Задание 1: Замените в листинге ниже «elements» на «items» и приведите весь листинг заново, больше ничего не меняя. Изображения в ответ не включайте.

Текст для чтения:

---*---

Я всегда верил в великую миссию нашего музыкального искусства, и прежде всего Большого театра. Когда я пришел туда (в 1970-м году как приглашенный солист, с 1971 года как штатный - прим. "РГ"), я попал в атмосферу подъема. Тогда пришел Борис Александрович Покровский - он принес очень много новых идей. Он ярчайший художник, на многое открыл нам глаза. И тогда же главным дирижером стал Юрий Иванович Симонов, который был очень на месте. Он был строгим, требовательным и увлеченным руководителем. Помню, когда он "Кармен" ставил, он взял 29 репетиций с оркестром! Отделывал все. Да и наличие в театре такой личности, как Юрий Григорович, таких балетных артистов, как Васильев, Лиепа, Максимова, Семеняка - это же было время изумительное!
Тогда, вследствие многих причин, русское вокальное искусство снова состыковалось с европейским. Ах да, мы поем по-русски "Фауст" - хорошо, будем петь по-французски. Через месяц мы приезжаем, поем по-французски. Певцы моего поколения уже вписывались в европейскую музыкальную жизнь. Тормозило все, лишало нас многих достижений только громоздкая система управления нашим искусством, отсутствие у нас системы организации театра, которая существовала во всем мире, даже в странах соцлагеря - с возможностью обмена, когда театр обеспечивает себя исполнителями, которых он берет отовсюду.

---*---

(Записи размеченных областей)
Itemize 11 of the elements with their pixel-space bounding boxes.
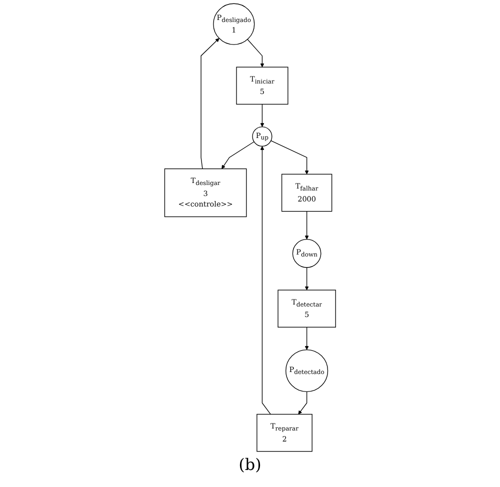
- arrow: [304, 326, 309, 350]
- arrow: [304, 210, 309, 240]
- arrow: [200, 38, 220, 170]
- arrow: [260, 146, 271, 415]
- arrow: [304, 267, 309, 290]
- arrow: [221, 141, 254, 169]
- arrow: [298, 391, 307, 414]
- caption: (b): [238, 455, 262, 474]
- arrow: [247, 39, 264, 68]
- arrow: [270, 140, 309, 174]
- arrow: [260, 104, 264, 127]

---*---

Задание 2: Сколько репетиций с оркестром взял Симонов, когда ставил «Кармен», согласно тексту о Большом театре?

Верный ответ 1:
Itemize 11 of the items with their pixel-space bounding boxes.
- arrow: [304, 326, 309, 350]
- arrow: [304, 210, 309, 240]
- arrow: [200, 38, 220, 170]
- arrow: [260, 146, 271, 415]
- arrow: [304, 267, 309, 290]
- arrow: [221, 141, 254, 169]
- arrow: [298, 391, 307, 414]
- caption: (b): [238, 455, 262, 474]
- arrow: [247, 39, 264, 68]
- arrow: [270, 140, 309, 174]
- arrow: [260, 104, 264, 127]

Верный ответ 2: 29 репетиций.